> STATED PROBLEM: Each record is to be transcribed exactly.
— begin RAW DATA —
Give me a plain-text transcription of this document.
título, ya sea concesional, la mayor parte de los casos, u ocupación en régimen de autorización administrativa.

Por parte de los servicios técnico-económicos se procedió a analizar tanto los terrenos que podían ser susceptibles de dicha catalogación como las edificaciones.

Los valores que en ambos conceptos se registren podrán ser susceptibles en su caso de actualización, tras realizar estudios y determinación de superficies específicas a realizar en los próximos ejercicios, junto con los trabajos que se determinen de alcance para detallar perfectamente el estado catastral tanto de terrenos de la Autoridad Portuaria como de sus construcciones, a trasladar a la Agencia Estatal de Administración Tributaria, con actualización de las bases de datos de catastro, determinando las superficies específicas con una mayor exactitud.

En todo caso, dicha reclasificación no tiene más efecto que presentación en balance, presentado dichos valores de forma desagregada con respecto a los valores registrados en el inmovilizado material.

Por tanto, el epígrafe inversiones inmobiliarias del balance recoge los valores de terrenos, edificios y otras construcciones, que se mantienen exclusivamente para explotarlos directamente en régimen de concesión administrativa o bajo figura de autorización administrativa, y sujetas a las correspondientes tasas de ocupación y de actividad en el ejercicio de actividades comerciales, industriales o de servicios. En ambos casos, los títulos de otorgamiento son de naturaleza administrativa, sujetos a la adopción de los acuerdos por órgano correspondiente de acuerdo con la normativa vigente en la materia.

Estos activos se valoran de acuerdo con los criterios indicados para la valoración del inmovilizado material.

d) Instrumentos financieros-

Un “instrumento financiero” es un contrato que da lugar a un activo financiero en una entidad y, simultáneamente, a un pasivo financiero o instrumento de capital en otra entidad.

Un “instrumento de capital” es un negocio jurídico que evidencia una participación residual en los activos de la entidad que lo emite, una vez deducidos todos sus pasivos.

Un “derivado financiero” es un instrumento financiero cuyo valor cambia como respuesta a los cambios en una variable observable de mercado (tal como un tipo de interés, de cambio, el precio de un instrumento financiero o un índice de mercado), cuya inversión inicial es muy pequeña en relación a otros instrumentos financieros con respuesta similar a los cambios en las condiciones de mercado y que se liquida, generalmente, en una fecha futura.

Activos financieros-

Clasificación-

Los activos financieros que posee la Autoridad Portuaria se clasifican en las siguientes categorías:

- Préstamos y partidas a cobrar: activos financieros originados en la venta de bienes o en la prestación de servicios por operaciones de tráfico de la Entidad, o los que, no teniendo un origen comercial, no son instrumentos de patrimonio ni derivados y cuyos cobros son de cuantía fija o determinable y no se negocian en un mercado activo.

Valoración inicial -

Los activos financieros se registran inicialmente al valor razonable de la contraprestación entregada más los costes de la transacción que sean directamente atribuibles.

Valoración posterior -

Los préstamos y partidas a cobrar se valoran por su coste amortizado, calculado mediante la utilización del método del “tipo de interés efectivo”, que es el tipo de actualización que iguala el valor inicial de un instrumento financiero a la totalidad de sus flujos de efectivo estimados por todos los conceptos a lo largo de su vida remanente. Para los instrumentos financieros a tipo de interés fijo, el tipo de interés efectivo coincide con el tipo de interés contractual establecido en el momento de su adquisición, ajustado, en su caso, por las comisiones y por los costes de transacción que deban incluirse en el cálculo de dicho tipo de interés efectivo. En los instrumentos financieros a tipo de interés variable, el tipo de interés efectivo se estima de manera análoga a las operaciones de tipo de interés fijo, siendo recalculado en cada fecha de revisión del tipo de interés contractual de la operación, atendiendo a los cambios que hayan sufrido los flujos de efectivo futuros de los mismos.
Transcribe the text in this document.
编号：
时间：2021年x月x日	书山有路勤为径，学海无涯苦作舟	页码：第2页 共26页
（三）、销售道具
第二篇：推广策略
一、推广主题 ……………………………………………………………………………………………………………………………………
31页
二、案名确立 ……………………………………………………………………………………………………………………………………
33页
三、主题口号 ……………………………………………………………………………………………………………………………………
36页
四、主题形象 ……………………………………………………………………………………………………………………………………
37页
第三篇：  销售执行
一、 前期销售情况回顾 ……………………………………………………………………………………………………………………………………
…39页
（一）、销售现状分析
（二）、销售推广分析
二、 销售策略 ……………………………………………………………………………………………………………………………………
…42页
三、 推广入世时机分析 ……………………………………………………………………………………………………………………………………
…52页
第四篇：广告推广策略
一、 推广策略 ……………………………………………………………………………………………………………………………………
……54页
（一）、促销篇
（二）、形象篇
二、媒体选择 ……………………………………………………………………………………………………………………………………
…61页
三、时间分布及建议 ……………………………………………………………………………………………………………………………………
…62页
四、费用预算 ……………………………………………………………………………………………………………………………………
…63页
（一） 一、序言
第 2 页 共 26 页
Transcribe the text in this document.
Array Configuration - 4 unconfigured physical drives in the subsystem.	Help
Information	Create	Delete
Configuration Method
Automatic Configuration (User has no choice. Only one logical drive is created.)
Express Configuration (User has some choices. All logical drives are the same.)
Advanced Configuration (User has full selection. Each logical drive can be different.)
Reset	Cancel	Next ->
— end RAW DATA —
> TASK RESPONSE:
Give me a plain-text transcription of this document.
título, ya sea concesional, la mayor parte de los casos, u ocupación en régimen de autorización administrativa.

Por parte de los servicios técnico-económicos se procedió a analizar tanto los terrenos que podían ser susceptibles de dicha catalogación como las edificaciones.

Los valores que en ambos conceptos se registren podrán ser susceptibles en su caso de actualización, tras realizar estudios y determinación de superficies específicas a realizar en los próximos ejercicios, junto con los trabajos que se determinen de alcance para detallar perfectamente el estado catastral tanto de terrenos de la Autoridad Portuaria como de sus construcciones, a trasladar a la Agencia Estatal de Administración Tributaria, con actualización de las bases de datos de catastro, determinando las superficies específicas con una mayor exactitud.

En todo caso, dicha reclasificación no tiene más efecto que presentación en balance, presentado dichos valores de forma desagregada con respecto a los valores registrados en el inmovilizado material.

Por tanto, el epígrafe inversiones inmobiliarias del balance recoge los valores de terrenos, edificios y otras construcciones, que se mantienen exclusivamente para explotarlos directamente en régimen de concesión administrativa o bajo figura de autorización administrativa, y sujetas a las correspondientes tasas de ocupación y de actividad en el ejercicio de actividades comerciales, industriales o de servicios. En ambos casos, los títulos de otorgamiento son de naturaleza administrativa, sujetos a la adopción de los acuerdos por órgano correspondiente de acuerdo con la normativa vigente en la materia.

Estos activos se valoran de acuerdo con los criterios indicados para la valoración del inmovilizado material.

d) Instrumentos financieros-

Un “instrumento financiero” es un contrato que da lugar a un activo financiero en una entidad y, simultáneamente, a un pasivo financiero o instrumento de capital en otra entidad.

Un “instrumento de capital” es un negocio jurídico que evidencia una participación residual en los activos de la entidad que lo emite, una vez deducidos todos sus pasivos.

Un “derivado financiero” es un instrumento financiero cuyo valor cambia como respuesta a los cambios en una variable observable de mercado (tal como un tipo de interés, de cambio, el precio de un instrumento financiero o un índice de mercado), cuya inversión inicial es muy pequeña en relación a otros instrumentos financieros con respuesta similar a los cambios en las condiciones de mercado y que se liquida, generalmente, en una fecha futura.

Activos financieros-

Clasificación-

Los activos financieros que posee la Autoridad Portuaria se clasifican en las siguientes categorías:

- Préstamos y partidas a cobrar: activos financieros originados en la venta de bienes o en la prestación de servicios por operaciones de tráfico de la Entidad, o los que, no teniendo un origen comercial, no son instrumentos de patrimonio ni derivados y cuyos cobros son de cuantía fija o determinable y no se negocian en un mercado activo.

Valoración inicial -

Los activos financieros se registran inicialmente al valor razonable de la contraprestación entregada más los costes de la transacción que sean directamente atribuibles.

Valoración posterior -

Los préstamos y partidas a cobrar se valoran por su coste amortizado, calculado mediante la utilización del método del “tipo de interés efectivo”, que es el tipo de actualización que iguala el valor inicial de un instrumento financiero a la totalidad de sus flujos de efectivo estimados por todos los conceptos a lo largo de su vida remanente. Para los instrumentos financieros a tipo de interés fijo, el tipo de interés efectivo coincide con el tipo de interés contractual establecido en el momento de su adquisición, ajustado, en su caso, por las comisiones y por los costes de transacción que deban incluirse en el cálculo de dicho tipo de interés efectivo. En los instrumentos financieros a tipo de interés variable, el tipo de interés efectivo se estima de manera análoga a las operaciones de tipo de interés fijo, siendo recalculado en cada fecha de revisión del tipo de interés contractual de la operación, atendiendo a los cambios que hayan sufrido los flujos de efectivo futuros de los mismos.
Transcribe the text in this document.
编号：
时间：2021年x月x日	书山有路勤为径，学海无涯苦作舟	页码：第2页 共26页
（三）、销售道具
第二篇：推广策略
一、推广主题 ……………………………………………………………………………………………………………………………………
31页
二、案名确立 ……………………………………………………………………………………………………………………………………
33页
三、主题口号 ……………………………………………………………………………………………………………………………………
36页
四、主题形象 ……………………………………………………………………………………………………………………………………
37页
第三篇：  销售执行
一、 前期销售情况回顾 ……………………………………………………………………………………………………………………………………
…39页
（一）、销售现状分析
（二）、销售推广分析
二、 销售策略 ……………………………………………………………………………………………………………………………………
…42页
三、 推广入世时机分析 ……………………………………………………………………………………………………………………………………
…52页
第四篇：广告推广策略
一、 推广策略 ……………………………………………………………………………………………………………………………………
……54页
（一）、促销篇
（二）、形象篇
二、媒体选择 ……………………………………………………………………………………………………………………………………
…61页
三、时间分布及建议 ……………………………………………………………………………………………………………………………………
…62页
四、费用预算 ……………………………………………………………………………………………………………………………………
…63页
（一） 一、序言
第 2 页 共 26 页
Transcribe the text in this document.
Array Configuration - 4 unconfigured physical drives in the subsystem.	Help
Information	Create	Delete
Configuration Method
Automatic Configuration (User has no choice. Only one logical drive is created.)
Express Configuration (User has some choices. All logical drives are the same.)
Advanced Configuration (User has full selection. Each logical drive can be different.)
Reset	Cancel	Next ->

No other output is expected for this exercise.